■ BRANO ESTRATTO
Lezione 2 - La Rivoluzione Scientifica e la nuova astronomia.

 Classi 4° A/B/C Linguistico - Lez. 2

La rivoluzione scientifica: Introduzione.

La rivoluzione scientifica è il risultato di un processo di ridefinizione del sapere che scaturisce dall'intricato e complesso coacervo di idee che maturano in seno alla filosofia rinascimentale.

Tale processo prende l'avvio da tutta una serie di trasformazioni politiche ed economiche che, partendo dal sorgere del Comune e dell'economia cittadina, giunge allo sviluppo dell'industria e della manifattura, costruendo le basi di quell'economia capitalista che vedrà sorgere la moderna borghesia. Grazie sopratutto all'affermarsi di nuove dottrine, come ad esempio quella luterana e calvinista, che esaltano l'intraprendenza dell'uomo e la sua libera iniziativa, la nuova mentalità si afferma all'interno di ogni ramo dell'attività e del pensiero dell'uomo, portando a compimento quell'idea di homo faber e di centralità di esso all'interno dell'universo, cioè di copula mundi, che i filosofi umanisti e rinascimentali avevano teorizzato allo scopo di sottolineare la missione dell'uomo di rendere la natura e la realtà quotidiana maggiormente comprensibili e razionali, e quindi rendendo l'uomo stesso l'unico artefice in grado di dotare di senso e di scopo la propria realtà politicasociale e culturale.

■ RIGHE DI DATI
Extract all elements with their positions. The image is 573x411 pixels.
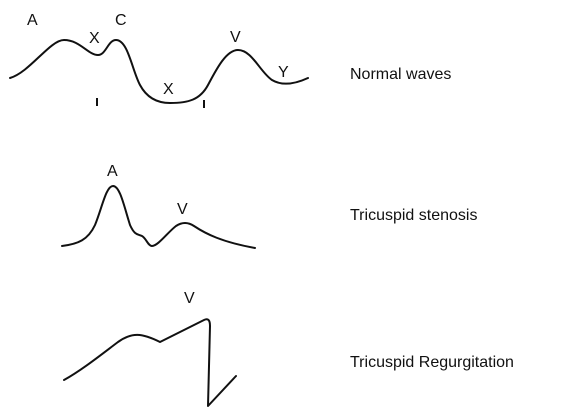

■ COMPITI
(a) Secondo il brano estratto, quali dottrine esaltano l'intraprendenza dell'uomo e la sua libera iniziativa?
(b) Traduci in inglese questa frase del brano estratto: "La rivoluzione scientifica è il risultato di un processo di ridefinizione del sapere che scaturisce dall'intricato e complesso coacervo di idee che maturano in seno alla filosofia rinascimentale."
(c) Riscrivi la parte del brano estratto che si apre con le parole contenenti "Classi 4° A/B/C" e si chiude con "in seno alla filosofia rinascimentale.", sostituendo "coacervo" con "groviglio".
Per rispondere basati soltanto sul brano estratto.

■ RISPOSTE
(a) Quella luterana e quella calvinista.

(b) The scientific revolution is the result of a process of redefining knowledge that springs from the intricate and complex jumble of ideas that mature within Renaissance philosophy.

(c)
Classi 4° A/B/C Linguistico - Lez. 2

La rivoluzione scientifica: Introduzione.

La rivoluzione scientifica è il risultato di un processo di ridefinizione del sapere che scaturisce dall'intricato e complesso groviglio di idee che maturano in seno alla filosofia rinascimentale.